# RAW DATA:
********************
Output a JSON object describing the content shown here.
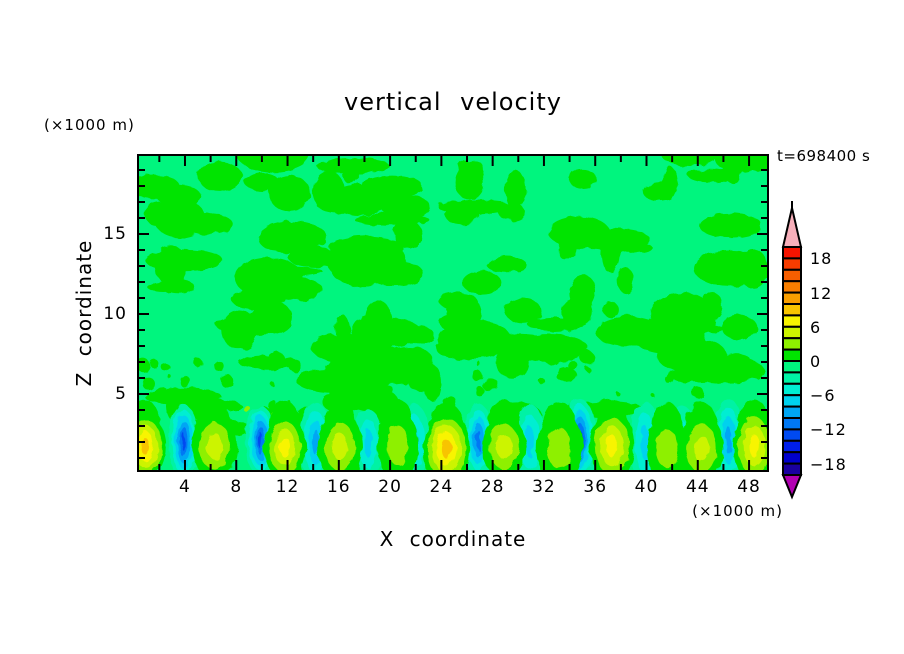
{
  "page": {
    "background": "#ffffff"
  },
  "chart_data": {
    "type": "filled-contour",
    "title": "vertical velocity",
    "time_label": "t=698400 s",
    "x_axis": {
      "label": "X coordinate",
      "units_label": "(×1000 m)",
      "range": [
        0,
        50
      ],
      "major_tick_values": [
        4,
        8,
        12,
        16,
        20,
        24,
        28,
        32,
        36,
        40,
        44,
        48
      ],
      "major_tick_labels": [
        "4",
        "8",
        "12",
        "16",
        "20",
        "24",
        "28",
        "32",
        "36",
        "40",
        "44",
        "48"
      ],
      "minor_tick_step": 2
    },
    "y_axis": {
      "label": "Z coordinate",
      "units_label": "(×1000 m)",
      "range": [
        0,
        20
      ],
      "major_tick_values": [
        5,
        10,
        15
      ],
      "major_tick_labels": [
        "5",
        "10",
        "15"
      ],
      "minor_tick_step": 1
    },
    "colorbar": {
      "min": -20,
      "max": 20,
      "interval": 2,
      "labels": [
        "18",
        "12",
        "6",
        "0",
        "−6",
        "−12",
        "−18"
      ],
      "label_values": [
        18,
        12,
        6,
        0,
        -6,
        -12,
        -18
      ],
      "colors": [
        "#f61400",
        "#f63c00",
        "#f65e00",
        "#f87e00",
        "#f89e00",
        "#f8c400",
        "#f8f400",
        "#ccf400",
        "#8ef000",
        "#00e400",
        "#00f57e",
        "#00f2a4",
        "#00eed2",
        "#00d2ee",
        "#00a6f4",
        "#0078f4",
        "#004af0",
        "#001ee8",
        "#0000cc",
        "#1a00a0"
      ],
      "over_arrow_color": "#f7afba",
      "under_arrow_color": "#b200b2"
    },
    "field": {
      "description": "near-zero vertical velocity aloft (bands between -2 and +2 m/s) with alternating boundary-layer updraft and downdraft cells below z=4 km",
      "background_color": "#00f57e",
      "patch_color": "#00e400",
      "noise_seed": 7,
      "updrafts": [
        {
          "x": 0.9,
          "peak": 9
        },
        {
          "x": 6.3,
          "peak": 5
        },
        {
          "x": 11.8,
          "peak": 7
        },
        {
          "x": 16.1,
          "peak": 5
        },
        {
          "x": 20.6,
          "peak": 3
        },
        {
          "x": 24.4,
          "peak": 9
        },
        {
          "x": 28.9,
          "peak": 5
        },
        {
          "x": 33.2,
          "peak": 3
        },
        {
          "x": 37.3,
          "peak": 7
        },
        {
          "x": 41.6,
          "peak": 3
        },
        {
          "x": 44.3,
          "peak": 5
        },
        {
          "x": 48.4,
          "peak": 7
        }
      ],
      "downdrafts": [
        {
          "x": 3.9,
          "peak": -13
        },
        {
          "x": 9.9,
          "peak": -13
        },
        {
          "x": 14.2,
          "peak": -9
        },
        {
          "x": 18.3,
          "peak": -7
        },
        {
          "x": 21.9,
          "peak": -7
        },
        {
          "x": 26.9,
          "peak": -11
        },
        {
          "x": 30.9,
          "peak": -7
        },
        {
          "x": 34.8,
          "peak": -13
        },
        {
          "x": 39.9,
          "peak": -7
        },
        {
          "x": 42.8,
          "peak": -5
        },
        {
          "x": 46.4,
          "peak": -9
        },
        {
          "x": 49.7,
          "peak": -7
        }
      ]
    }
  }
}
********************
# THE TASK:
Transcribe the listing exactly, skipping pictures.

# COMPLETED TASK:
Output a JSON object describing the content shown here.
{
  "page": {
    "background": "#ffffff"
  },
  "chart_data": {
    "type": "filled-contour",
    "title": "vertical velocity",
    "time_label": "t=698400 s",
    "x_axis": {
      "label": "X coordinate",
      "units_label": "(×1000 m)",
      "range": [
        0,
        50
      ],
      "major_tick_values": [
        4,
        8,
        12,
        16,
        20,
        24,
        28,
        32,
        36,
        40,
        44,
        48
      ],
      "major_tick_labels": [
        "4",
        "8",
        "12",
        "16",
        "20",
        "24",
        "28",
        "32",
        "36",
        "40",
        "44",
        "48"
      ],
      "minor_tick_step": 2
    },
    "y_axis": {
      "label": "Z coordinate",
      "units_label": "(×1000 m)",
      "range": [
        0,
        20
      ],
      "major_tick_values": [
        5,
        10,
        15
      ],
      "major_tick_labels": [
        "5",
        "10",
        "15"
      ],
      "minor_tick_step": 1
    },
    "colorbar": {
      "min": -20,
      "max": 20,
      "interval": 2,
      "labels": [
        "18",
        "12",
        "6",
        "0",
        "−6",
        "−12",
        "−18"
      ],
      "label_values": [
        18,
        12,
        6,
        0,
        -6,
        -12,
        -18
      ],
      "colors": [
        "#f61400",
        "#f63c00",
        "#f65e00",
        "#f87e00",
        "#f89e00",
        "#f8c400",
        "#f8f400",
        "#ccf400",
        "#8ef000",
        "#00e400",
        "#00f57e",
        "#00f2a4",
        "#00eed2",
        "#00d2ee",
        "#00a6f4",
        "#0078f4",
        "#004af0",
        "#001ee8",
        "#0000cc",
        "#1a00a0"
      ],
      "over_arrow_color": "#f7afba",
      "under_arrow_color": "#b200b2"
    },
    "field": {
      "description": "near-zero vertical velocity aloft (bands between -2 and +2 m/s) with alternating boundary-layer updraft and downdraft cells below z=4 km",
      "background_color": "#00f57e",
      "patch_color": "#00e400",
      "noise_seed": 7,
      "updrafts": [
        {
          "x": 0.9,
          "peak": 9
        },
        {
          "x": 6.3,
          "peak": 5
        },
        {
          "x": 11.8,
          "peak": 7
        },
        {
          "x": 16.1,
          "peak": 5
        },
        {
          "x": 20.6,
          "peak": 3
        },
        {
          "x": 24.4,
          "peak": 9
        },
        {
          "x": 28.9,
          "peak": 5
        },
        {
          "x": 33.2,
          "peak": 3
        },
        {
          "x": 37.3,
          "peak": 7
        },
        {
          "x": 41.6,
          "peak": 3
        },
        {
          "x": 44.3,
          "peak": 5
        },
        {
          "x": 48.4,
          "peak": 7
        }
      ],
      "downdrafts": [
        {
          "x": 3.9,
          "peak": -13
        },
        {
          "x": 9.9,
          "peak": -13
        },
        {
          "x": 14.2,
          "peak": -9
        },
        {
          "x": 18.3,
          "peak": -7
        },
        {
          "x": 21.9,
          "peak": -7
        },
        {
          "x": 26.9,
          "peak": -11
        },
        {
          "x": 30.9,
          "peak": -7
        },
        {
          "x": 34.8,
          "peak": -13
        },
        {
          "x": 39.9,
          "peak": -7
        },
        {
          "x": 42.8,
          "peak": -5
        },
        {
          "x": 46.4,
          "peak": -9
        },
        {
          "x": 49.7,
          "peak": -7
        }
      ]
    }
  }
}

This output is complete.